Passage shown:

========

NYC Hit Badly by Cuomo’s Budget, de Blasio Fights Back

ALBANY (AP/Hamodia) —

Mayor Bill de Blasio vowed Thursday to fight a proposal from Gov. Andrew Cuomo that would shift hundreds of millions of dollars in Medicaid and higher education costs from the state to New York City.

The mayor said the cuts in state funding to the city — an estimated $800 million this year that is expected to rise to $1.5 billion by 2020 — cannot be absorbed without deep reductions to other city services.

He said he would urge state lawmakers to reject the proposal, now contained in Cuomo’s $145 billion state budget recommendation unveiled Wednesday.

“We will fight these cuts,” de Blasio told reporters. “We will ask the assistance of both houses of the Legislature in fighting these cuts. They are unprecedented and they are unfair to this city.”

========

Work to be completed:
From the news report on Cuomo's budget and New York City, extract the passage that starts at "NYC Hit Badly" and ends at "New York City.", copying it word for word.

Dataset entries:
========

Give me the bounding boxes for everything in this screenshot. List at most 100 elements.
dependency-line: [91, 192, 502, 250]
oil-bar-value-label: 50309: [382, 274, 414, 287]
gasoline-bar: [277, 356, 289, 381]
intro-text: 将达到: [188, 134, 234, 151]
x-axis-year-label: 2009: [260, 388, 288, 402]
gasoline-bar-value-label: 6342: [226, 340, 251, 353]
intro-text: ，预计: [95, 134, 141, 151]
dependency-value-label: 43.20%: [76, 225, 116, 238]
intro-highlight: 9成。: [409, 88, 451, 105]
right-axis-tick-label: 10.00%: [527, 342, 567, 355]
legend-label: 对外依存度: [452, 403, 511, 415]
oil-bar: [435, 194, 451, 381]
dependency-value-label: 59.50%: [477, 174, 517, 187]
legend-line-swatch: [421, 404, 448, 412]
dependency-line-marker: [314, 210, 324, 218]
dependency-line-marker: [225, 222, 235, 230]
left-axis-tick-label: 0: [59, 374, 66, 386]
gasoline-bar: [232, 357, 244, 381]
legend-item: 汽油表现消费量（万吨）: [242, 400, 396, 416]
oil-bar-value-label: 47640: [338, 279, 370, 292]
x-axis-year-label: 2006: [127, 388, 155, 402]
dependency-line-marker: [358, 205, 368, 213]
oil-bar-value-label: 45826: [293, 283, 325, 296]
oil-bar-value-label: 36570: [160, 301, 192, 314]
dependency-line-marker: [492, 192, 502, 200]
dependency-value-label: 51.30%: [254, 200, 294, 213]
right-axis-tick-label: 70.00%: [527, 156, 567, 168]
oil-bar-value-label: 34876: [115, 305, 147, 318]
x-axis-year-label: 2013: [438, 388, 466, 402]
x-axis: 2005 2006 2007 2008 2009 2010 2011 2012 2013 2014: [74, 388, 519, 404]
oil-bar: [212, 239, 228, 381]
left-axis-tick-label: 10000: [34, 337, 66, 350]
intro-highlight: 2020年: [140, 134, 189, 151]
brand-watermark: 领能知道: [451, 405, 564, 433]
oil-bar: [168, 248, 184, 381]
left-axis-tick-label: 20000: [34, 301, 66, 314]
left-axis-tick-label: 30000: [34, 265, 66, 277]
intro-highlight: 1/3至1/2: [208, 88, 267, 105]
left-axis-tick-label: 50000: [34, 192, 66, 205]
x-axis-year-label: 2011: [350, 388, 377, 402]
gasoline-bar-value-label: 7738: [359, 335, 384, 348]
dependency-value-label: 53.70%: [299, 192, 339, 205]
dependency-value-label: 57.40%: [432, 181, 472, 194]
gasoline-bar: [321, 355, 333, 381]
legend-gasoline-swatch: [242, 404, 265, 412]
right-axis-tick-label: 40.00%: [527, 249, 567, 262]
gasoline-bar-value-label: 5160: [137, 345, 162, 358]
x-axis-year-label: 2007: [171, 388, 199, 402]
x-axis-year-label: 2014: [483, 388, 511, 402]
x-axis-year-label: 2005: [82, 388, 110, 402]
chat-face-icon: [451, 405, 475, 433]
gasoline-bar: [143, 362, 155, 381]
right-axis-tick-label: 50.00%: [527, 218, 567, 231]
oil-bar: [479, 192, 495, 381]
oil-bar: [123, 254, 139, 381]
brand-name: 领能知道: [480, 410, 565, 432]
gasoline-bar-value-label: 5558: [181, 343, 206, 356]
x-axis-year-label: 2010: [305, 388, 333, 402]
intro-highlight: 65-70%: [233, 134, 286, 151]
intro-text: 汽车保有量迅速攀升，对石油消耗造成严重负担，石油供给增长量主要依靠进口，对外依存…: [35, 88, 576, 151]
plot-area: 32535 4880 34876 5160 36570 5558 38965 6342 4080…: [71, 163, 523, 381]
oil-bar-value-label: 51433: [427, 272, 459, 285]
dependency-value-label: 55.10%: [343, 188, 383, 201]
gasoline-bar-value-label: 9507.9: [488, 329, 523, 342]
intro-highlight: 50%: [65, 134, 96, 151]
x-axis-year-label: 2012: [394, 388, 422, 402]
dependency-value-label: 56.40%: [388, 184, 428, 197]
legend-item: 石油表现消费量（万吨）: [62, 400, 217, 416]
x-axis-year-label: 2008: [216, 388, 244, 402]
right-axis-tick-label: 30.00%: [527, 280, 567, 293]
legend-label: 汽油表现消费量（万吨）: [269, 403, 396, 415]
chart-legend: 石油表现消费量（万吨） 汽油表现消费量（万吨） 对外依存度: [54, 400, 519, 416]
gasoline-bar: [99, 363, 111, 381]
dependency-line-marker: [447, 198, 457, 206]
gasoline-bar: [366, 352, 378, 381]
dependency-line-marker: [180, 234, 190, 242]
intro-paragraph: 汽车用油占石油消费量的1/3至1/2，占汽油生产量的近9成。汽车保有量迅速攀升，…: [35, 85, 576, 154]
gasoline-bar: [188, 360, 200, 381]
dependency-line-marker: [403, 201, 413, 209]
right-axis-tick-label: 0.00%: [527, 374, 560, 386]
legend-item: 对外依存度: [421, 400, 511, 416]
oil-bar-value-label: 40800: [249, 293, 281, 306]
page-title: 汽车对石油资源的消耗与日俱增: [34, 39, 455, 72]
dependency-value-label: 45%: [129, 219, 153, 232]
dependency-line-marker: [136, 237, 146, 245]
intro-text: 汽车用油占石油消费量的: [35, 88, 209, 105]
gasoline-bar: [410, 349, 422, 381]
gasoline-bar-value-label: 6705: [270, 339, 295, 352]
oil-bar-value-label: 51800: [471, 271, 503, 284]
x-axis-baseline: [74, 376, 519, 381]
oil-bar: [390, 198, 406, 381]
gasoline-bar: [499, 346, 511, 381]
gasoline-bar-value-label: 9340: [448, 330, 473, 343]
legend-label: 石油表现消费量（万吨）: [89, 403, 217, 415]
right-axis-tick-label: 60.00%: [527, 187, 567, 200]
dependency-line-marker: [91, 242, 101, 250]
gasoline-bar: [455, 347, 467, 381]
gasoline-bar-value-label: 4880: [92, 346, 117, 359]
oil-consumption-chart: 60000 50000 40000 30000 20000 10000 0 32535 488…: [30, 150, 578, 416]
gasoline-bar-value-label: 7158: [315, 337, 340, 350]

========

Answer to the problem:
NYC Hit Badly by Cuomo’s Budget, de Blasio Fights Back

ALBANY (AP/Hamodia) —

Mayor Bill de Blasio vowed Thursday to fight a proposal from Gov. Andrew Cuomo that would shift hundreds of millions of dollars in Medicaid and higher education costs from the state to New York City.